◆ Set problem
Read the lines below. Copy out any that hold the string "grados".

----------------------------------------

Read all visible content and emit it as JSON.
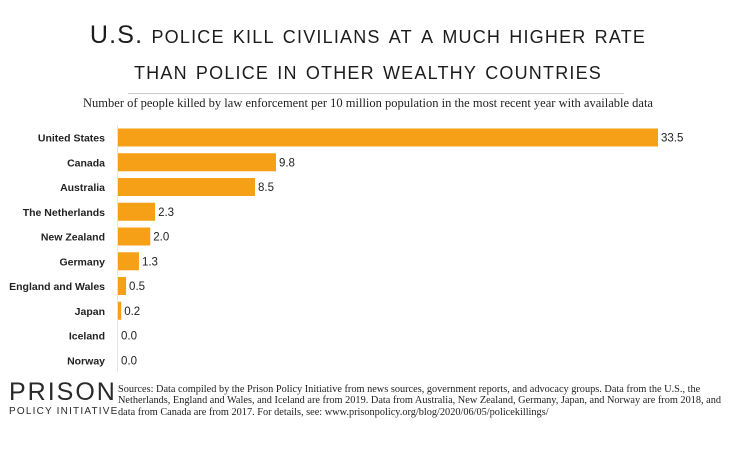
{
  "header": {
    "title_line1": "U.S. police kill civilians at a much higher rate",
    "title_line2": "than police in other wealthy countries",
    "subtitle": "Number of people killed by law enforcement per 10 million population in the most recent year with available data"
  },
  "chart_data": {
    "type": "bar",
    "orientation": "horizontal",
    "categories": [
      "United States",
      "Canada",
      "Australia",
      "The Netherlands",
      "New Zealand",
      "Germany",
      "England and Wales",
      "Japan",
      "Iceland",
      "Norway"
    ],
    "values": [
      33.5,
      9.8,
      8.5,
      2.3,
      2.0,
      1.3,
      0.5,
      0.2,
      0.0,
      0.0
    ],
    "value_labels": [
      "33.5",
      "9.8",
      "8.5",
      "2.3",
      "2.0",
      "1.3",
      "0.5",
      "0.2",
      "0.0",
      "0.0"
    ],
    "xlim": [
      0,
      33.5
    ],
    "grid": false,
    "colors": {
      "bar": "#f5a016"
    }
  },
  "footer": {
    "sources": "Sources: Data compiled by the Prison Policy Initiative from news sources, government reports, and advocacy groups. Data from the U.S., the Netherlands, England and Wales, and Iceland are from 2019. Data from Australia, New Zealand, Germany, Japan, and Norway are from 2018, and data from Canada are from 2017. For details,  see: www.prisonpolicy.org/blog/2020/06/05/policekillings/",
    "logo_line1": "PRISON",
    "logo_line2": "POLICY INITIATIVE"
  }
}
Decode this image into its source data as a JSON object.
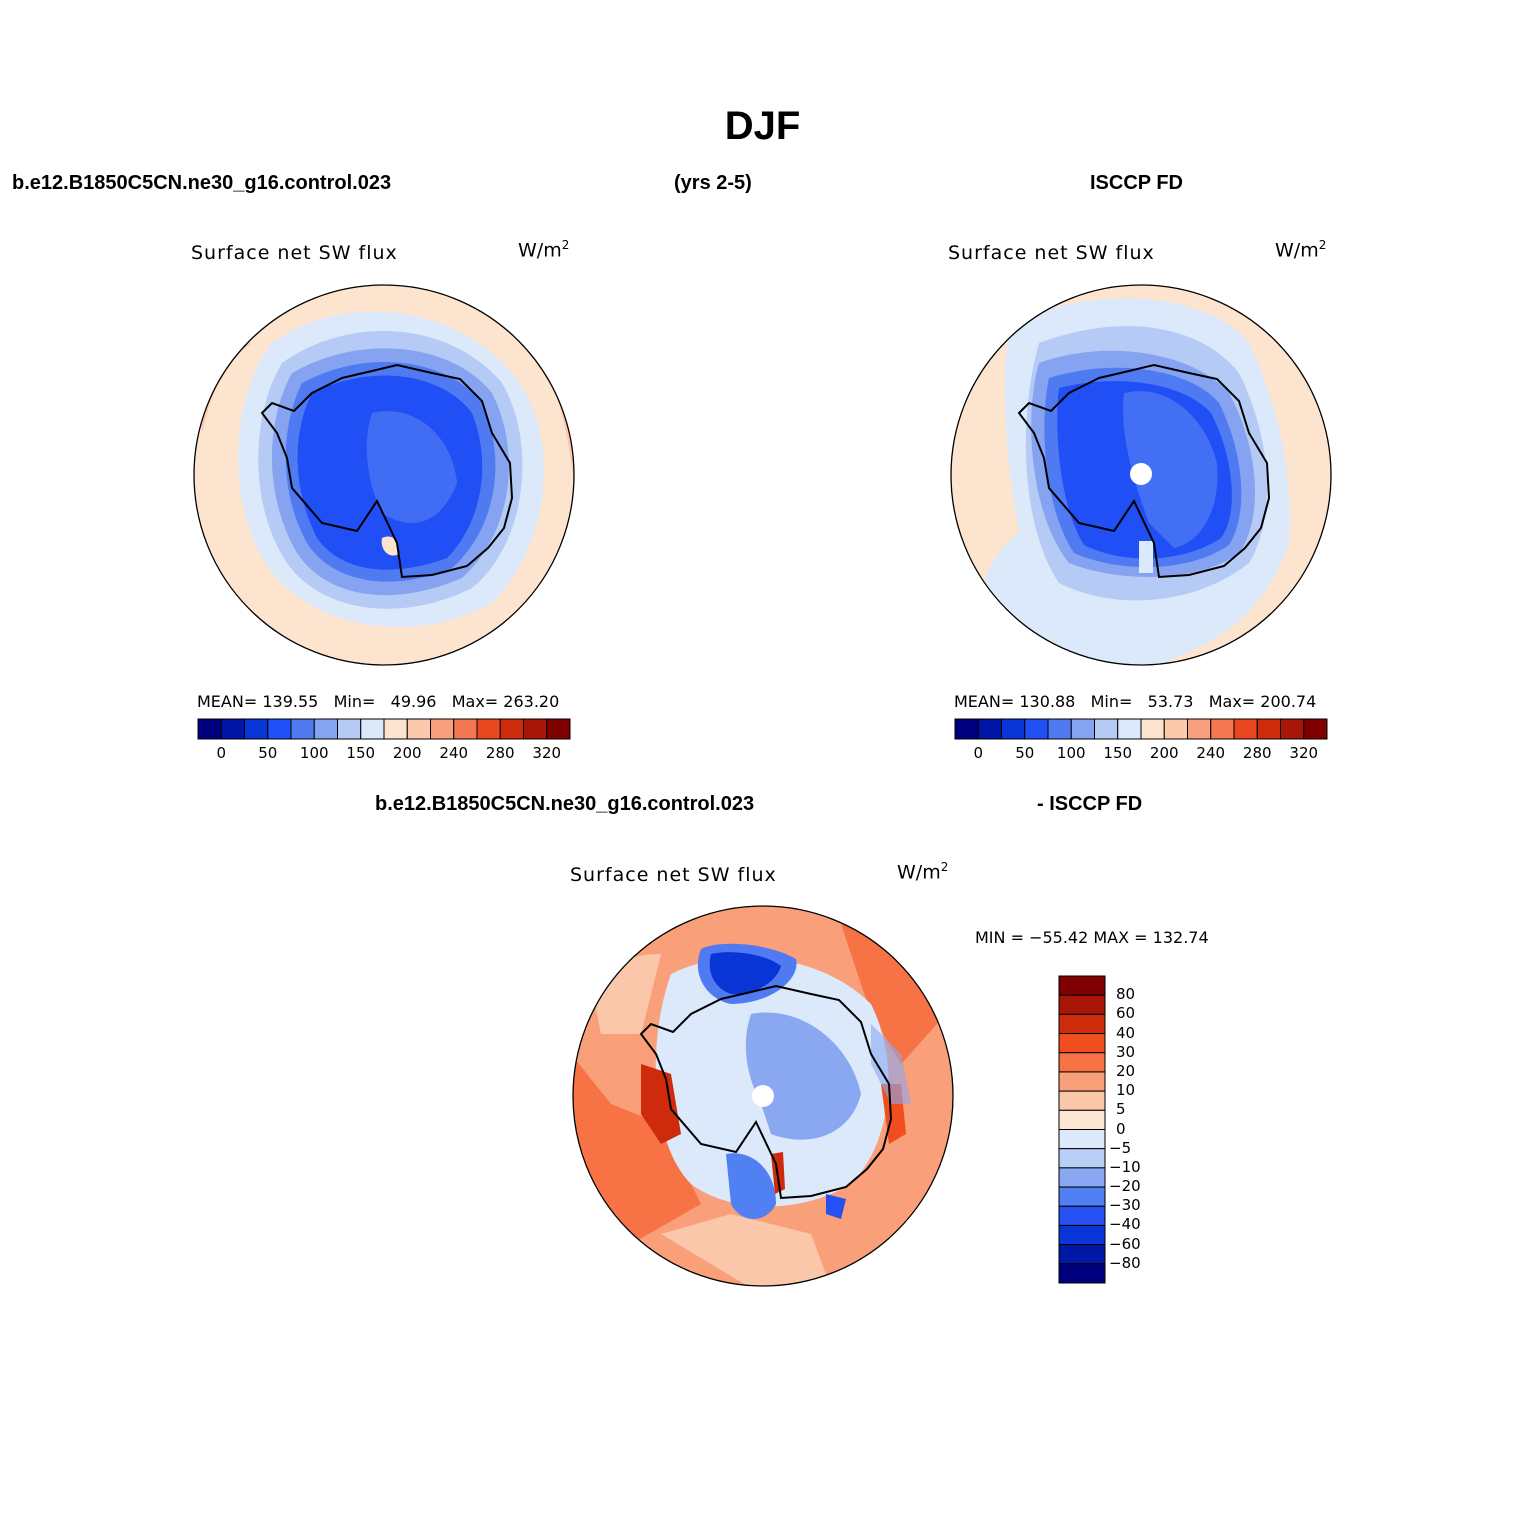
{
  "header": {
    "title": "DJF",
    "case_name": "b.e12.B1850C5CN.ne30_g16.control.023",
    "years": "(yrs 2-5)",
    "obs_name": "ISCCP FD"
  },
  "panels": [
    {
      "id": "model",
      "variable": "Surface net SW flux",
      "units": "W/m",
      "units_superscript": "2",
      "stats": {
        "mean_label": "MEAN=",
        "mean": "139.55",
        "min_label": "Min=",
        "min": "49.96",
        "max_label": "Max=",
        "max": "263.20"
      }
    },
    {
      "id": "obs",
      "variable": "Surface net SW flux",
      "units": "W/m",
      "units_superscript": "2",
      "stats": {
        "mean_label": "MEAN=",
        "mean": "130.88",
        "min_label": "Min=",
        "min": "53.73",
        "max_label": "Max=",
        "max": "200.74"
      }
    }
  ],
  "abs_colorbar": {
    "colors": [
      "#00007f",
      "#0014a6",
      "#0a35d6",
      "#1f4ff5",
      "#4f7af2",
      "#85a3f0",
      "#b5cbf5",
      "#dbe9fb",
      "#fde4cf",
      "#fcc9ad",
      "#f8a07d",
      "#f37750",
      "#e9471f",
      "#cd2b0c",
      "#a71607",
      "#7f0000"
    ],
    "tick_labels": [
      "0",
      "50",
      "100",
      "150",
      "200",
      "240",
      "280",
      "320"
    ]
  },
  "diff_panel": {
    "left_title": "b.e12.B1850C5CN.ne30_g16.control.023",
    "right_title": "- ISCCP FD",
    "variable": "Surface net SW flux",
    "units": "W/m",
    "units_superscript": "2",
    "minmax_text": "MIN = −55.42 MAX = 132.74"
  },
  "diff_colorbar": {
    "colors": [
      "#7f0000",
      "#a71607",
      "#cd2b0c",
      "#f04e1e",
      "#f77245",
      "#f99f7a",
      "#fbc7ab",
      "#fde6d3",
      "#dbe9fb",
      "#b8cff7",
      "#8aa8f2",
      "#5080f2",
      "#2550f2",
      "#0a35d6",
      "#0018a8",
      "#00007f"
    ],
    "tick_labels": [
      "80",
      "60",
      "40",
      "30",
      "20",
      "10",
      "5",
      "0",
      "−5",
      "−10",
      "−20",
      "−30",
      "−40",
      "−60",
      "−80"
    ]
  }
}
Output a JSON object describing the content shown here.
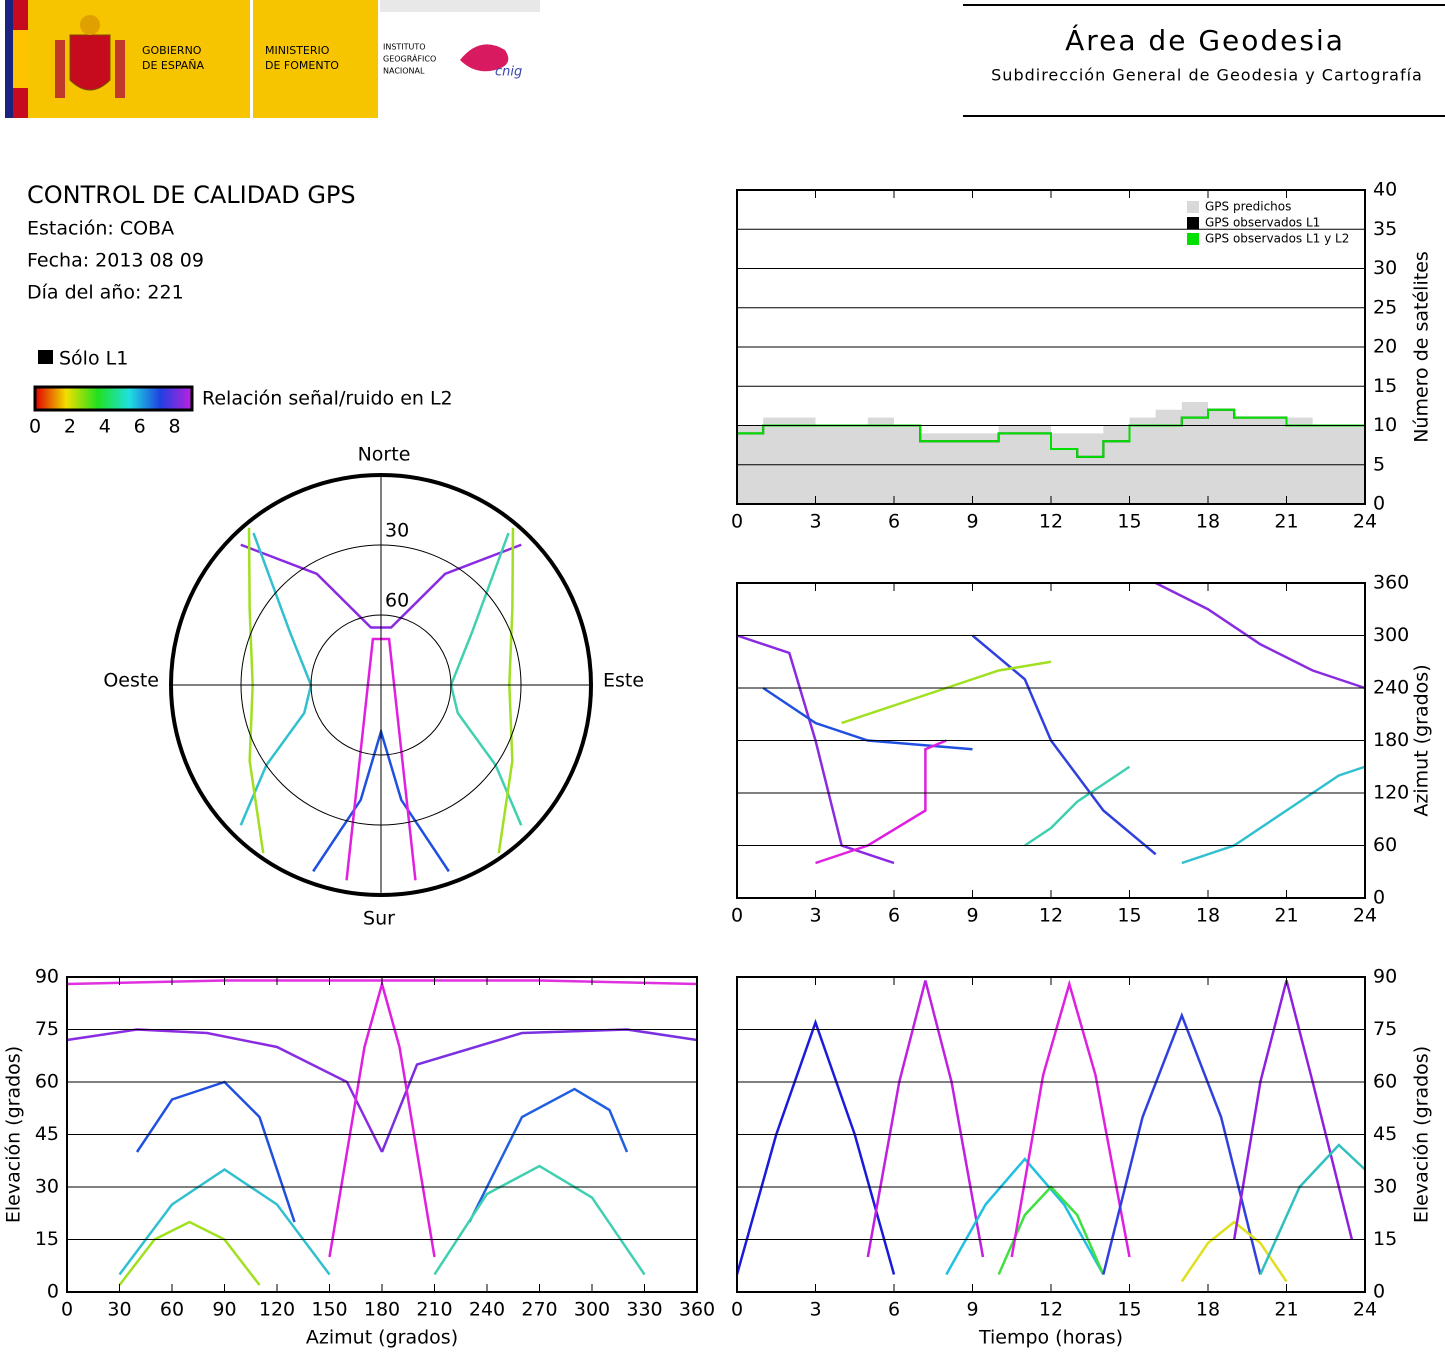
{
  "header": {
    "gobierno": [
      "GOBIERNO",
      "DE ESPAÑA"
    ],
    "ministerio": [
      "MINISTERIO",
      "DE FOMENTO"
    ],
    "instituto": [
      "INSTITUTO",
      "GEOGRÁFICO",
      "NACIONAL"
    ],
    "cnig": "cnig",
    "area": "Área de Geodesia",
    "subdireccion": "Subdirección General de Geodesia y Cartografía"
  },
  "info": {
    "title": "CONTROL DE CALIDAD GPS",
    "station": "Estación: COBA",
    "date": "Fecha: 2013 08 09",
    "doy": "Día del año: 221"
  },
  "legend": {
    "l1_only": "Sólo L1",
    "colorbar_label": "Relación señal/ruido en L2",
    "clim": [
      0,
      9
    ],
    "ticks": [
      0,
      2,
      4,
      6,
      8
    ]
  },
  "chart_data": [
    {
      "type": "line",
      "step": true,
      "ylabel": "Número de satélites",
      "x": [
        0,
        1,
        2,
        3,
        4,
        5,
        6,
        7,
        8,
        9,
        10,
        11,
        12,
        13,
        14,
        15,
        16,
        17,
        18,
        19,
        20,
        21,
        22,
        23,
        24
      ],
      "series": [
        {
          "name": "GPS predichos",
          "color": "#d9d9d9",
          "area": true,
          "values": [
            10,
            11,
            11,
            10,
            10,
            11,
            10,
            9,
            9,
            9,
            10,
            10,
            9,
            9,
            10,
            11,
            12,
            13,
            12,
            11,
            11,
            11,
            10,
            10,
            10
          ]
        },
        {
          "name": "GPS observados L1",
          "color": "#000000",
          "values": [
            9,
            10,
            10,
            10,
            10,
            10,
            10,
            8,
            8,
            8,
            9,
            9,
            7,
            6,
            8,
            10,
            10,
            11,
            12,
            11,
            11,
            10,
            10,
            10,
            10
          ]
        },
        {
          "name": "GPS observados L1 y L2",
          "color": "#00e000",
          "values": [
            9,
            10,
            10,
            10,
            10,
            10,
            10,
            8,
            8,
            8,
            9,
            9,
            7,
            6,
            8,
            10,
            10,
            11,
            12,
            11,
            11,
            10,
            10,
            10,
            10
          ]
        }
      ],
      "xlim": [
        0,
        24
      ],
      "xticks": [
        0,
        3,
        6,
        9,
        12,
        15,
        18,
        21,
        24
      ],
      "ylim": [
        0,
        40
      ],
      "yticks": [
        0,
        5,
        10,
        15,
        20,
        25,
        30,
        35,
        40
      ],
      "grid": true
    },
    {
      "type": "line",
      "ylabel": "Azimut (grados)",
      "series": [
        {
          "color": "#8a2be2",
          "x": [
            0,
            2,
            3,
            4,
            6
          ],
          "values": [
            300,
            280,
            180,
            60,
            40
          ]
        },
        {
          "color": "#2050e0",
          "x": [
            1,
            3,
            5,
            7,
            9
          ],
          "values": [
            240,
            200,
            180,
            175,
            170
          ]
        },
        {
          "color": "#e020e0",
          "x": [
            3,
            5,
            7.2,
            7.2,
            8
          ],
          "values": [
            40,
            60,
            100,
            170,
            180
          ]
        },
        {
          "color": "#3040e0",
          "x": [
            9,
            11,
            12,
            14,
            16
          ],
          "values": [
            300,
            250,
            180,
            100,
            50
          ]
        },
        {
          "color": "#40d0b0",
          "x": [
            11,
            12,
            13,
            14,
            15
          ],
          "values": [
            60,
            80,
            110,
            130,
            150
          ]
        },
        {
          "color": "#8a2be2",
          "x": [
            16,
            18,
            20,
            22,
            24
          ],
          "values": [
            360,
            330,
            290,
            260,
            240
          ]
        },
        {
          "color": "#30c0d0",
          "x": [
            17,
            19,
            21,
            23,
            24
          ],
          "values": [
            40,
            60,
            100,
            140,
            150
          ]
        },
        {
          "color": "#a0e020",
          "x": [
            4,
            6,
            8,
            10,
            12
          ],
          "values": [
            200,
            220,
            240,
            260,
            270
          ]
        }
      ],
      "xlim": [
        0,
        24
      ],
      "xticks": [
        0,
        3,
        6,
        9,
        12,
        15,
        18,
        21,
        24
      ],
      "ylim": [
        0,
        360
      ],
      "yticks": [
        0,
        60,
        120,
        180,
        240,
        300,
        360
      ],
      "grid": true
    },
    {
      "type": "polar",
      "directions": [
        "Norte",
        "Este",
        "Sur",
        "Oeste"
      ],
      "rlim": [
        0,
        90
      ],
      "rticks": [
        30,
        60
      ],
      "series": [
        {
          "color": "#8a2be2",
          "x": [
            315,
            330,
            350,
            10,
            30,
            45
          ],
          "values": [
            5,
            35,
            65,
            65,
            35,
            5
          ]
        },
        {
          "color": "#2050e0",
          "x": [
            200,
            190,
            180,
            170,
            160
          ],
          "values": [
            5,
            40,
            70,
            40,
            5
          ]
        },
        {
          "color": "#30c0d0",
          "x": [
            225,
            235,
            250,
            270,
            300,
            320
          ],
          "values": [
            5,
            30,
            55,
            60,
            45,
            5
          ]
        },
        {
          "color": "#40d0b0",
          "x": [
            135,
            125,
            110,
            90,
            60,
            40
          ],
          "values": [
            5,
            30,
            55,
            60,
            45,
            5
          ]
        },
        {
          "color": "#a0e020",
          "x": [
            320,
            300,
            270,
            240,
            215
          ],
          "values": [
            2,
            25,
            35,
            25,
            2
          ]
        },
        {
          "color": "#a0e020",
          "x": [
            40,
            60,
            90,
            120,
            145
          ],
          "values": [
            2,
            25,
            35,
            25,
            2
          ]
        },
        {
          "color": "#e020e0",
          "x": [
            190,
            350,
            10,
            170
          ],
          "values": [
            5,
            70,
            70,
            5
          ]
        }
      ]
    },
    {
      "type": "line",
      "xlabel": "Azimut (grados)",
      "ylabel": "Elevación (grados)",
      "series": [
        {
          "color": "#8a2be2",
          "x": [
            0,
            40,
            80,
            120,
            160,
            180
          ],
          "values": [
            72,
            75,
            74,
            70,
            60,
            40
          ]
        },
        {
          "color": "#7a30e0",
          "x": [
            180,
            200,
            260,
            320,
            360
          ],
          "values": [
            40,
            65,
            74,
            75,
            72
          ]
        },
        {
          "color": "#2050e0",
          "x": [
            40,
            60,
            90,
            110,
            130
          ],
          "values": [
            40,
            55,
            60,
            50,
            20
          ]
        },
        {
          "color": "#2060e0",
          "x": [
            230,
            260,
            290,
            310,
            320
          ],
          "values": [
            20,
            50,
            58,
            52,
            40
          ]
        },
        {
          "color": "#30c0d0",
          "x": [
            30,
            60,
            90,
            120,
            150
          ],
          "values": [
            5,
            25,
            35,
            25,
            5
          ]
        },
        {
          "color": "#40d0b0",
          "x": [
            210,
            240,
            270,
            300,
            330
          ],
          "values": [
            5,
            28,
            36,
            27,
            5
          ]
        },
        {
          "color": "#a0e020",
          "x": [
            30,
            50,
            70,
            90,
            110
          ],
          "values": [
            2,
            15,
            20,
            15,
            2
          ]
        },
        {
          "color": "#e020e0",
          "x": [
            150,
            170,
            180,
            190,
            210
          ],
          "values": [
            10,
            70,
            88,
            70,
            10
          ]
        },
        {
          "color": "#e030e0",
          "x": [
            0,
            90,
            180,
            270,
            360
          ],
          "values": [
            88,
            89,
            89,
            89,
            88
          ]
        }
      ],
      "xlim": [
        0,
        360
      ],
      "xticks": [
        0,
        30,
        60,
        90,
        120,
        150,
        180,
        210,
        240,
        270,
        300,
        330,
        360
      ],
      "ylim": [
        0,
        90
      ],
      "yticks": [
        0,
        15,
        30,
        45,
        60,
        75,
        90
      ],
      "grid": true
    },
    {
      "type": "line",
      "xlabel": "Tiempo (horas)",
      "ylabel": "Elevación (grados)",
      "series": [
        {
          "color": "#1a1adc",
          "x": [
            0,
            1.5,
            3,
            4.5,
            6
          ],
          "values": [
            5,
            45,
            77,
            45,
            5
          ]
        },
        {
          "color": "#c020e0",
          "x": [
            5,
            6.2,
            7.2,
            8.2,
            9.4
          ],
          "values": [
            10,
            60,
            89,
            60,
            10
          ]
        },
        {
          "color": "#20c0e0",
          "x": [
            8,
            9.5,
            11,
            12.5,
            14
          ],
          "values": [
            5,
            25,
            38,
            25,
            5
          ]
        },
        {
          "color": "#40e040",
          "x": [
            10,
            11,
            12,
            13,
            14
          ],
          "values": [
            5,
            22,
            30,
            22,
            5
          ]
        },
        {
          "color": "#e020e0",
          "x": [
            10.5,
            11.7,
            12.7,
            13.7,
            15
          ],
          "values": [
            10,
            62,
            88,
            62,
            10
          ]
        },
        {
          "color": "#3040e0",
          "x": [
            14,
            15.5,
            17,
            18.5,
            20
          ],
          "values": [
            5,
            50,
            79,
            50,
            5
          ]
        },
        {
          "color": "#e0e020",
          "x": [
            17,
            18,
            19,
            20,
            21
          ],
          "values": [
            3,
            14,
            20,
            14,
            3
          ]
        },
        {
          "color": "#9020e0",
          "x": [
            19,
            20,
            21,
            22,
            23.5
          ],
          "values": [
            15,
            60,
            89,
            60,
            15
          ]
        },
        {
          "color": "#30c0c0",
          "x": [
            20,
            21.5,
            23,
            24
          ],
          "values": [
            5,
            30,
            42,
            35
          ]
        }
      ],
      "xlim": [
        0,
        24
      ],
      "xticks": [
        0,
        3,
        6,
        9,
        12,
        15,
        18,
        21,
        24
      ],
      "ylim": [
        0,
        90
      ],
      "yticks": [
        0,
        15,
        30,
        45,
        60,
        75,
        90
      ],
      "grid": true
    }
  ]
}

----------------------------------------

◆ Exercise solution
      "ylabel": "Azimut (grados)",
      "xlabel": "Azimut (grados)",
      "ylabel": "Elevación (grados)",
      "ylabel": "Elevación (grados)",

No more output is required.